> _What is required_
Convert the data, from its first line through the line that contains "- line-chart: 0", into a JSON list of strings with one string per line and blank lines skipped.

# # # # #

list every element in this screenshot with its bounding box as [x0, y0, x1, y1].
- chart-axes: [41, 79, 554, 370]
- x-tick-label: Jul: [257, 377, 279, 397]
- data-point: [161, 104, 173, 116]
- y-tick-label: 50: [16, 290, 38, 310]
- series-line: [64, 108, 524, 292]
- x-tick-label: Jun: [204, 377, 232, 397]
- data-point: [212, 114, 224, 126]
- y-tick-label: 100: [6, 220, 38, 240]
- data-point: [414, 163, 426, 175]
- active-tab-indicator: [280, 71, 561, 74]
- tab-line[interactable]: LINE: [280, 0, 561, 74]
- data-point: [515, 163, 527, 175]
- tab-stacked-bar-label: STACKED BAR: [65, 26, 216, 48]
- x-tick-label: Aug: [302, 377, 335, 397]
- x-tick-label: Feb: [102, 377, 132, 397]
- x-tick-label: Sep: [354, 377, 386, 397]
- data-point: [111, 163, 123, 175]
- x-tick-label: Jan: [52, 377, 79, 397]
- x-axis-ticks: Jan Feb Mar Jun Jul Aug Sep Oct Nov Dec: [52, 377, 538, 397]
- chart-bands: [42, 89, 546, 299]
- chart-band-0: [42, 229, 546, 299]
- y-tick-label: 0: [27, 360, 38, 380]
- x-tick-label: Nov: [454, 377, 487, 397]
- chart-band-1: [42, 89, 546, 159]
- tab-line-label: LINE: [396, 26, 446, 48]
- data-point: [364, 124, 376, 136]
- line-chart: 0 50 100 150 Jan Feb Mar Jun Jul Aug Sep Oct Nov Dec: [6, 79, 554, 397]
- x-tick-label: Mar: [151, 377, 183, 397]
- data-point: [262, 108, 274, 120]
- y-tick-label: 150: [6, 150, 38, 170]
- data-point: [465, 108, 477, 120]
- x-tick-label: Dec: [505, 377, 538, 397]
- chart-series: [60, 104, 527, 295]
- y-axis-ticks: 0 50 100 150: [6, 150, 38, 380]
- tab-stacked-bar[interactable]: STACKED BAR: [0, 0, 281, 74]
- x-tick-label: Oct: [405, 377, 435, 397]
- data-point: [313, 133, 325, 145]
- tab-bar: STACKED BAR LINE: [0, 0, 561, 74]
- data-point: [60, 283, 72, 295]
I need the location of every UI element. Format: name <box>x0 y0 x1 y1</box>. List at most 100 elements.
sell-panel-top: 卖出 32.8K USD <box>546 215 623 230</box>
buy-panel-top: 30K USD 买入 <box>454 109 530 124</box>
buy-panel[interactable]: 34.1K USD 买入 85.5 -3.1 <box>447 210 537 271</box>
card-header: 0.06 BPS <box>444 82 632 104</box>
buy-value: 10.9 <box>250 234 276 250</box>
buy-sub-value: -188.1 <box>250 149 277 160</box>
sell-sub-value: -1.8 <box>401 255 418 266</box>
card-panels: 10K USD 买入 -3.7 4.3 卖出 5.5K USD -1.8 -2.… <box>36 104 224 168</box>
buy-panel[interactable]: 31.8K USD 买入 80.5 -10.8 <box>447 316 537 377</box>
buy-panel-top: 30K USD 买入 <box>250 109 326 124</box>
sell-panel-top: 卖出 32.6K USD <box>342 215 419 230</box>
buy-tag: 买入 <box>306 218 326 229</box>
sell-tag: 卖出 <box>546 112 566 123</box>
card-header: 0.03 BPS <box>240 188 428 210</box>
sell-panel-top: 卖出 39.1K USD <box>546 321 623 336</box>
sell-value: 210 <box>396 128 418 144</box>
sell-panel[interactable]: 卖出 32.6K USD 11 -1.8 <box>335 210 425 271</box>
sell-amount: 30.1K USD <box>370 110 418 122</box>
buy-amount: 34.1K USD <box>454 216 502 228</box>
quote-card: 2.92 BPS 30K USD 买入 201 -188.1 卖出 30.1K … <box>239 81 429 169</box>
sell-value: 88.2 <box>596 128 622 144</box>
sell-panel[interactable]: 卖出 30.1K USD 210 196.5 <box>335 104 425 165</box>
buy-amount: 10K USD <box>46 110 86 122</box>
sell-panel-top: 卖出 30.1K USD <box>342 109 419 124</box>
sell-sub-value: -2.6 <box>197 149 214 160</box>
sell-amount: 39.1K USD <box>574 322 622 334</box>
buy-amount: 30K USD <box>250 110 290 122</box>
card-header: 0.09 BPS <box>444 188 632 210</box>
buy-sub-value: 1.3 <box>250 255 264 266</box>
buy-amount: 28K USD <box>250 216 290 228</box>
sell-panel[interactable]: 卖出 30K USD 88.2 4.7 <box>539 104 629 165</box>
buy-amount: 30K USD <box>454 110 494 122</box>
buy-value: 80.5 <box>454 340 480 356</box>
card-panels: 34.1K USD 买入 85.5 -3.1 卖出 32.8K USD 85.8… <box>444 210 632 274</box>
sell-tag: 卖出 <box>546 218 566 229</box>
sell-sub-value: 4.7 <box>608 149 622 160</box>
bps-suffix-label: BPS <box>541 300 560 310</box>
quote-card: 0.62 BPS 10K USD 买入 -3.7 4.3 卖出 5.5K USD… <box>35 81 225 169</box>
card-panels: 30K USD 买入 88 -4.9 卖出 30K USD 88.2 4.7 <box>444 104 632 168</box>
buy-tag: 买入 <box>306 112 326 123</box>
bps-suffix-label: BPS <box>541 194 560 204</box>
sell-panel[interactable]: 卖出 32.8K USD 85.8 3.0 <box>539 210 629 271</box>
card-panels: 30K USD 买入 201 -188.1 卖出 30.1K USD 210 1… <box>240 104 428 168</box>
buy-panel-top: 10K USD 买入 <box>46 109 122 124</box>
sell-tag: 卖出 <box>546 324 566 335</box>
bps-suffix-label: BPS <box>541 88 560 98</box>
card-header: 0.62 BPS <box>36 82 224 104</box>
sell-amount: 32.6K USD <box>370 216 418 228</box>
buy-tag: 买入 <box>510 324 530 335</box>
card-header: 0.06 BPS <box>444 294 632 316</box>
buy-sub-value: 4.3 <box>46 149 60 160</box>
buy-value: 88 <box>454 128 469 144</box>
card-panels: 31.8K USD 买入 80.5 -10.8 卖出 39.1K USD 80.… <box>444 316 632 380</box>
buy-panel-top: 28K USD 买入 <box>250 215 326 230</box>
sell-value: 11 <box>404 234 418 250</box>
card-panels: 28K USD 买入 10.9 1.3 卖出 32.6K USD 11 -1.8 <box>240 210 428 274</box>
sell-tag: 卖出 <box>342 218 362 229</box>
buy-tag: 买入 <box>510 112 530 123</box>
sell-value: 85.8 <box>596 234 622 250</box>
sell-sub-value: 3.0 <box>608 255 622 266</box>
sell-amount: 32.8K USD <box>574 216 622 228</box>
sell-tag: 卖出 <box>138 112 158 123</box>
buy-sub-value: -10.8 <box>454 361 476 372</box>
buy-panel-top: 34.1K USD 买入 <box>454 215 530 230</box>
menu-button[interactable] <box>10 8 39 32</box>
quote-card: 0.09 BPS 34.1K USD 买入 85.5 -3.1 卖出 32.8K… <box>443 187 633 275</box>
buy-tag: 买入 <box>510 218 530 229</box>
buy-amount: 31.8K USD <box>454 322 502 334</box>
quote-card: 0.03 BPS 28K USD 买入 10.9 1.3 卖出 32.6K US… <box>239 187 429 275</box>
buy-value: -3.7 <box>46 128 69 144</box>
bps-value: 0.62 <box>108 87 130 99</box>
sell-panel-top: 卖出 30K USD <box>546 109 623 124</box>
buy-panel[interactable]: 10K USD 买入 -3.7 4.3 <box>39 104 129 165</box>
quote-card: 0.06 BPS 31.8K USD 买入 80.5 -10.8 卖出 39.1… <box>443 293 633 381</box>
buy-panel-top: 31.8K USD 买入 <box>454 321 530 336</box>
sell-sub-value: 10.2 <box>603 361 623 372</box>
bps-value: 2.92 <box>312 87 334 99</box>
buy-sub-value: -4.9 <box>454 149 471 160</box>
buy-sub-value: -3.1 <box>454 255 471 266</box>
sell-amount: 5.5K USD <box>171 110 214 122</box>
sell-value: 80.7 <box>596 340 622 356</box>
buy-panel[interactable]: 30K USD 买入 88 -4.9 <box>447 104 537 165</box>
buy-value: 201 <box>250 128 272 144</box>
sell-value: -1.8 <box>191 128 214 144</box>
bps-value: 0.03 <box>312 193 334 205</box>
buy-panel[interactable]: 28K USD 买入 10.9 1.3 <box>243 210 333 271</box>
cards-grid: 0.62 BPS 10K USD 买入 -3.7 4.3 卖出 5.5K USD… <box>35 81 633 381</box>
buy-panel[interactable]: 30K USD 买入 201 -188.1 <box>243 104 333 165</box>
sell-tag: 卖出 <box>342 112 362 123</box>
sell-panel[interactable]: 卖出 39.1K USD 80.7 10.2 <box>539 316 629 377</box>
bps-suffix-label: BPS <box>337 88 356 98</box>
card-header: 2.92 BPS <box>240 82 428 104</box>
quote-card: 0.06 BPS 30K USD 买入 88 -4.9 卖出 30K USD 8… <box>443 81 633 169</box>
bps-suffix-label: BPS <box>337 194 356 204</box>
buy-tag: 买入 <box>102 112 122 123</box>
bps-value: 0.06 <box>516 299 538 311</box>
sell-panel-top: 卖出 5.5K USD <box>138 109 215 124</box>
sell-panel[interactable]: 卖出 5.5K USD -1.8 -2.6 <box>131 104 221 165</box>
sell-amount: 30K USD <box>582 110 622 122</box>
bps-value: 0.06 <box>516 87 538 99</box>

# # # # #

> _Reply to the exercise_
[
  "list every element in this screenshot with its bounding box as [x0, y0, x1, y1].",
  "- chart-axes: [41, 79, 554, 370]",
  "- x-tick-label: Jul: [257, 377, 279, 397]",
  "- data-point: [161, 104, 173, 116]",
  "- y-tick-label: 50: [16, 290, 38, 310]",
  "- series-line: [64, 108, 524, 292]",
  "- x-tick-label: Jun: [204, 377, 232, 397]",
  "- data-point: [212, 114, 224, 126]",
  "- y-tick-label: 100: [6, 220, 38, 240]",
  "- data-point: [414, 163, 426, 175]",
  "- active-tab-indicator: [280, 71, 561, 74]",
  "- tab-line[interactable]: LINE: [280, 0, 561, 74]",
  "- data-point: [515, 163, 527, 175]",
  "- tab-stacked-bar-label: STACKED BAR: [65, 26, 216, 48]",
  "- x-tick-label: Aug: [302, 377, 335, 397]",
  "- x-tick-label: Feb: [102, 377, 132, 397]",
  "- x-tick-label: Sep: [354, 377, 386, 397]",
  "- data-point: [111, 163, 123, 175]",
  "- x-tick-label: Jan: [52, 377, 79, 397]",
  "- x-axis-ticks: Jan Feb Mar Jun Jul Aug Sep Oct Nov Dec: [52, 377, 538, 397]",
  "- chart-bands: [42, 89, 546, 299]",
  "- chart-band-0: [42, 229, 546, 299]",
  "- y-tick-label: 0: [27, 360, 38, 380]",
  "- x-tick-label: Nov: [454, 377, 487, 397]",
  "- chart-band-1: [42, 89, 546, 159]",
  "- tab-line-label: LINE: [396, 26, 446, 48]",
  "- data-point: [364, 124, 376, 136]",
  "- line-chart: 0 50 100 150 Jan Feb Mar Jun Jul Aug Sep Oct Nov Dec: [6, 79, 554, 397]"
]